MATERIAL PROVIDED below:
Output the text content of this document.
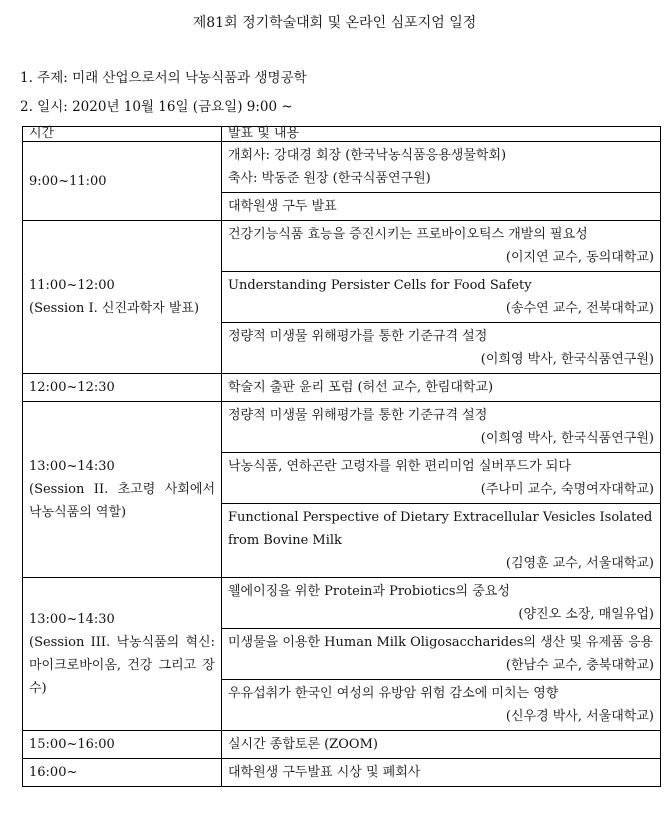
제81회 정기학술대회 및 온라인 심포지엄 일정
1. 주제: 미래 산업으로서의 낙농식품과 생명공학
2. 일시: 2020년 10월 16일 (금요일) 9:00 ~
시간	발표 및 내용
9:00~11:00	개회사: 강대경 회장 (한국낙농식품응용생물학회)
축사: 박동준 원장 (한국식품연구원)

	대학원생 구두 발표

11:00~12:00
(Session I. 신진과학자 발표)	건강기능식품 효능을 증진시키는 프로바이오틱스 개발의 필요성
(이지연 교수, 동의대학교)

	Understanding Persister Cells for Food Safety
(송수연 교수, 전북대학교)

	정량적 미생물 위해평가를 통한 기준규격 설정
(이희영 박사, 한국식품연구원)

12:00~12:30	학술지 출판 윤리 포럼 (허선 교수, 한림대학교)

13:00~14:30
(Session II. 초고령 사회에서 낙농식품의 역할)	정량적 미생물 위해평가를 통한 기준규격 설정
(이희영 박사, 한국식품연구원)

	낙농식품, 연하곤란 고령자를 위한 편리미엄 실버푸드가 되다
(주나미 교수, 숙명여자대학교)

	Functional Perspective of Dietary Extracellular Vesicles Isolated from Bovine Milk
(김영훈 교수, 서울대학교)

13:00~14:30
(Session III. 낙농식품의 혁신: 마이크로바이옴, 건강 그리고 장수)	웰에이징을 위한 Protein과 Probiotics의 중요성
(양진오 소장, 매일유업)

	미생물을 이용한 Human Milk Oligosaccharides의 생산 및 유제품 응용
(한남수 교수, 충북대학교)

	우유섭취가 한국인 여성의 유방암 위험 감소에 미치는 영향
(신우경 박사, 서울대학교)

15:00~16:00	실시간 종합토론 (ZOOM)
16:00~	대학원생 구두발표 시상 및 폐회사
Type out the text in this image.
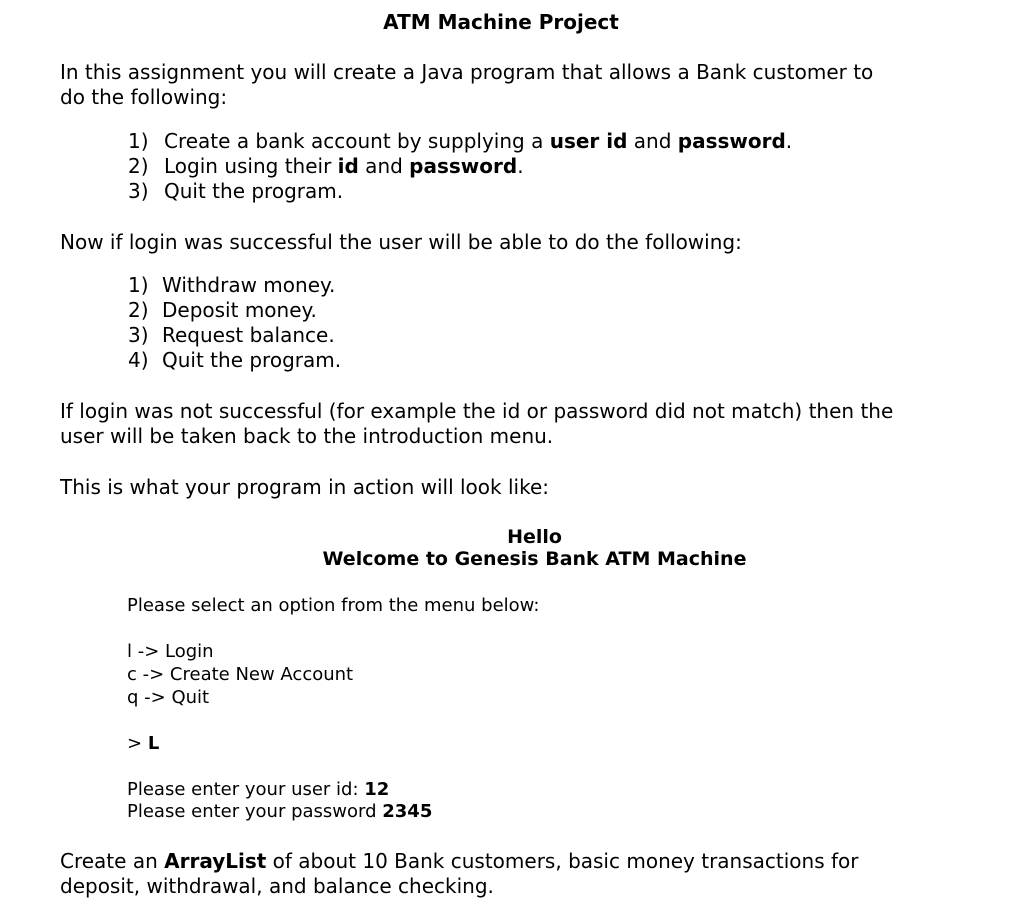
ATM Machine Project

In this assignment you will create a Java program that allows a Bank customer to
do the following:

1) Create a bank account by supplying a user id and password.
2) Login using their id and password.
3) Quit the program.

Now if login was successful the user will be able to do the following:

1) Withdraw money.
2) Deposit money.
3) Request balance.
4) Quit the program.

If login was not successful (for example the id or password did not match) then the
user will be taken back to the introduction menu.

This is what your program in action will look like:

Hello
Welcome to Genesis Bank ATM Machine
Please select an option from the menu below:
l -> Login
c -> Create New Account
q -> Quit
> L
Please enter your user id: 12
Please enter your password 2345

Create an ArrayList of about 10 Bank customers, basic money transactions for
deposit, withdrawal, and balance checking.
End of MATERIAL PROVIDED.
--- WHAT THE TASK REQUIRES ---
Nothing but the records above, exact and without pictures, should appear in the answer.

--- TASK OUTPUT ---
Output the text content of this document.
제81회 정기학술대회 및 온라인 심포지엄 일정
1. 주제: 미래 산업으로서의 낙농식품과 생명공학
2. 일시: 2020년 10월 16일 (금요일) 9:00 ~
시간	발표 및 내용
9:00~11:00	개회사: 강대경 회장 (한국낙농식품응용생물학회)
축사: 박동준 원장 (한국식품연구원)

	대학원생 구두 발표

11:00~12:00
(Session I. 신진과학자 발표)	건강기능식품 효능을 증진시키는 프로바이오틱스 개발의 필요성
(이지연 교수, 동의대학교)

	Understanding Persister Cells for Food Safety
(송수연 교수, 전북대학교)

	정량적 미생물 위해평가를 통한 기준규격 설정
(이희영 박사, 한국식품연구원)

12:00~12:30	학술지 출판 윤리 포럼 (허선 교수, 한림대학교)

13:00~14:30
(Session II. 초고령 사회에서 낙농식품의 역할)	정량적 미생물 위해평가를 통한 기준규격 설정
(이희영 박사, 한국식품연구원)

	낙농식품, 연하곤란 고령자를 위한 편리미엄 실버푸드가 되다
(주나미 교수, 숙명여자대학교)

	Functional Perspective of Dietary Extracellular Vesicles Isolated from Bovine Milk
(김영훈 교수, 서울대학교)

13:00~14:30
(Session III. 낙농식품의 혁신: 마이크로바이옴, 건강 그리고 장수)	웰에이징을 위한 Protein과 Probiotics의 중요성
(양진오 소장, 매일유업)

	미생물을 이용한 Human Milk Oligosaccharides의 생산 및 유제품 응용
(한남수 교수, 충북대학교)

	우유섭취가 한국인 여성의 유방암 위험 감소에 미치는 영향
(신우경 박사, 서울대학교)

15:00~16:00	실시간 종합토론 (ZOOM)
16:00~	대학원생 구두발표 시상 및 폐회사
Type out the text in this image.
ATM Machine Project

In this assignment you will create a Java program that allows a Bank customer to
do the following:

1) Create a bank account by supplying a user id and password.
2) Login using their id and password.
3) Quit the program.

Now if login was successful the user will be able to do the following:

1) Withdraw money.
2) Deposit money.
3) Request balance.
4) Quit the program.

If login was not successful (for example the id or password did not match) then the
user will be taken back to the introduction menu.

This is what your program in action will look like:

Hello
Welcome to Genesis Bank ATM Machine
Please select an option from the menu below:
l -> Login
c -> Create New Account
q -> Quit
> L
Please enter your user id: 12
Please enter your password 2345

Create an ArrayList of about 10 Bank customers, basic money transactions for
deposit, withdrawal, and balance checking.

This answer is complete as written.